### DATA PROVIDED
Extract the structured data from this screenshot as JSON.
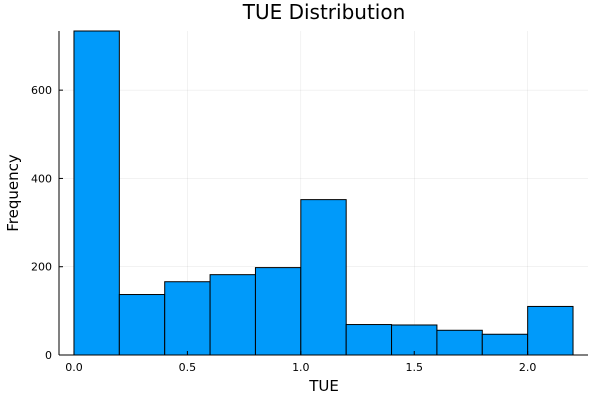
{
  "chart_data": {
    "type": "bar",
    "title": "TUE Distribution",
    "xlabel": "TUE",
    "ylabel": "Frequency",
    "bar_color": "#009AFA",
    "grid": true,
    "legend": "none",
    "bins": [
      {
        "x0": 0.0,
        "x1": 0.2,
        "value": 734
      },
      {
        "x0": 0.2,
        "x1": 0.4,
        "value": 137
      },
      {
        "x0": 0.4,
        "x1": 0.6,
        "value": 166
      },
      {
        "x0": 0.6,
        "x1": 0.8,
        "value": 182
      },
      {
        "x0": 0.8,
        "x1": 1.0,
        "value": 198
      },
      {
        "x0": 1.0,
        "x1": 1.2,
        "value": 352
      },
      {
        "x0": 1.2,
        "x1": 1.4,
        "value": 69
      },
      {
        "x0": 1.4,
        "x1": 1.6,
        "value": 68
      },
      {
        "x0": 1.6,
        "x1": 1.8,
        "value": 56
      },
      {
        "x0": 1.8,
        "x1": 2.0,
        "value": 47
      },
      {
        "x0": 2.0,
        "x1": 2.2,
        "value": 110
      }
    ],
    "xlim": [
      -0.066,
      2.266
    ],
    "ylim": [
      0,
      734
    ],
    "xticks": [
      {
        "value": 0.0,
        "label": "0.0"
      },
      {
        "value": 0.5,
        "label": "0.5"
      },
      {
        "value": 1.0,
        "label": "1.0"
      },
      {
        "value": 1.5,
        "label": "1.5"
      },
      {
        "value": 2.0,
        "label": "2.0"
      }
    ],
    "yticks": [
      {
        "value": 0,
        "label": "0"
      },
      {
        "value": 200,
        "label": "200"
      },
      {
        "value": 400,
        "label": "400"
      },
      {
        "value": 600,
        "label": "600"
      }
    ]
  }
}
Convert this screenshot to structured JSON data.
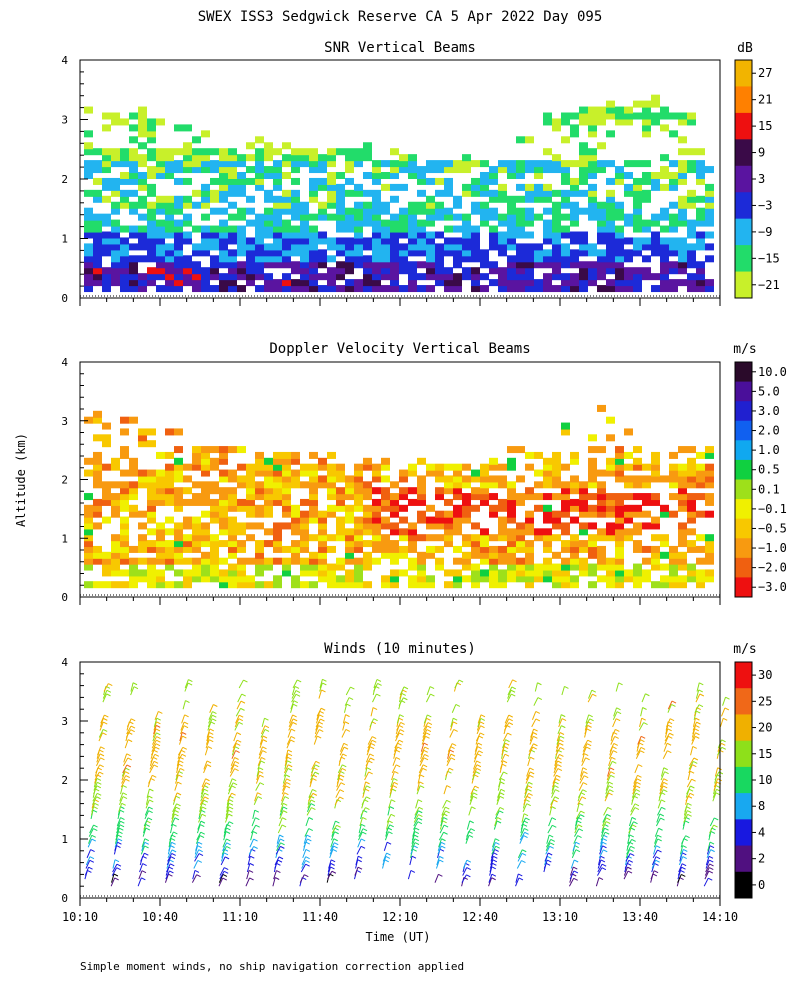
{
  "figure": {
    "title": "SWEX ISS3 Sedgwick Reserve CA   5 Apr 2022 Day 095",
    "footnote": "Simple moment winds, no ship navigation correction applied",
    "ylabel_shared": "Altitude (km)",
    "xlabel": "Time (UT)"
  },
  "chart_data": [
    {
      "type": "heatmap",
      "title": "SNR Vertical Beams",
      "x_ticks": [
        "10:10",
        "10:40",
        "11:10",
        "11:40",
        "12:10",
        "12:40",
        "13:10",
        "13:40",
        "14:10"
      ],
      "y_ticks": [
        "0",
        "1",
        "2",
        "3",
        "4"
      ],
      "ylim": [
        0,
        4
      ],
      "colorbar": {
        "unit": "dB",
        "labels": [
          "27",
          "21",
          "15",
          "9",
          "3",
          "−3",
          "−9",
          "−15",
          "−21"
        ],
        "colors": [
          "#f2b400",
          "#ff8000",
          "#ee1010",
          "#3a0a48",
          "#5a14a0",
          "#1c2ad8",
          "#22b4f0",
          "#22dc6a",
          "#c8f02a"
        ]
      },
      "time_start": "10:10",
      "time_end": "14:10",
      "data_top_km": [
        3.2,
        3.1,
        2.8,
        2.6,
        2.5,
        2.5,
        2.3,
        2.4,
        3.0,
        3.2,
        3.3,
        2.8
      ],
      "layers_from_ground": [
        {
          "top_km": 0.6,
          "dominant_dB": "3"
        },
        {
          "top_km": 1.4,
          "dominant_dB": "−3"
        },
        {
          "top_km": 2.2,
          "dominant_dB": "−9"
        },
        {
          "top_km": 3.2,
          "dominant_dB": "−15 to −21"
        }
      ]
    },
    {
      "type": "heatmap",
      "title": "Doppler Velocity Vertical Beams",
      "x_ticks": [
        "10:10",
        "10:40",
        "11:10",
        "11:40",
        "12:10",
        "12:40",
        "13:10",
        "13:40",
        "14:10"
      ],
      "y_ticks": [
        "0",
        "1",
        "2",
        "3",
        "4"
      ],
      "ylim": [
        0,
        4
      ],
      "colorbar": {
        "unit": "m/s",
        "labels": [
          "10.0",
          "5.0",
          "3.0",
          "2.0",
          "1.0",
          "0.5",
          "0.1",
          "−0.1",
          "−0.5",
          "−1.0",
          "−2.0",
          "−3.0"
        ],
        "colors": [
          "#2a0a2a",
          "#4a0f9a",
          "#2020d0",
          "#1060f0",
          "#10a8f0",
          "#10d040",
          "#9ee01a",
          "#f0f000",
          "#f8c800",
          "#f89a10",
          "#f06010",
          "#ee1010"
        ]
      },
      "time_start": "10:10",
      "time_end": "14:10",
      "data_top_km": [
        3.1,
        2.9,
        2.6,
        2.5,
        2.4,
        2.3,
        2.2,
        2.3,
        2.7,
        3.1,
        3.0,
        2.8
      ],
      "dominant_m_per_s": [
        "−0.1",
        "−0.5",
        "−1.0",
        "−2.0"
      ]
    },
    {
      "type": "wind_barbs",
      "title": "Winds (10 minutes)",
      "x_ticks": [
        "10:10",
        "10:40",
        "11:10",
        "11:40",
        "12:10",
        "12:40",
        "13:10",
        "13:40",
        "14:10"
      ],
      "y_ticks": [
        "0",
        "1",
        "2",
        "3",
        "4"
      ],
      "ylim": [
        0,
        4
      ],
      "colorbar": {
        "unit": "m/s",
        "labels": [
          "30",
          "25",
          "20",
          "15",
          "10",
          "8",
          "4",
          "2",
          "0"
        ],
        "colors": [
          "#ee1010",
          "#f06818",
          "#f0b000",
          "#8ee01a",
          "#18d860",
          "#18a8f0",
          "#1818e0",
          "#501080",
          "#000000"
        ]
      },
      "time_start": "10:10",
      "time_end": "14:10",
      "profile_interval_min": 10,
      "profiles": 24,
      "speed_by_height_m_per_s": [
        {
          "height_km": 0.3,
          "speed": 4
        },
        {
          "height_km": 0.7,
          "speed": 9
        },
        {
          "height_km": 1.2,
          "speed": 14
        },
        {
          "height_km": 1.6,
          "speed": 19
        },
        {
          "height_km": 2.2,
          "speed": 22
        },
        {
          "height_km": 2.8,
          "speed": 22
        },
        {
          "height_km": 3.3,
          "speed": 18
        }
      ]
    }
  ]
}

### WHAT THIS TASK INVOLVES
Gather from the records above every line containing the string "Beams".

### IN RESPONSE
      "title": "SNR Vertical Beams",
      "title": "Doppler Velocity Vertical Beams",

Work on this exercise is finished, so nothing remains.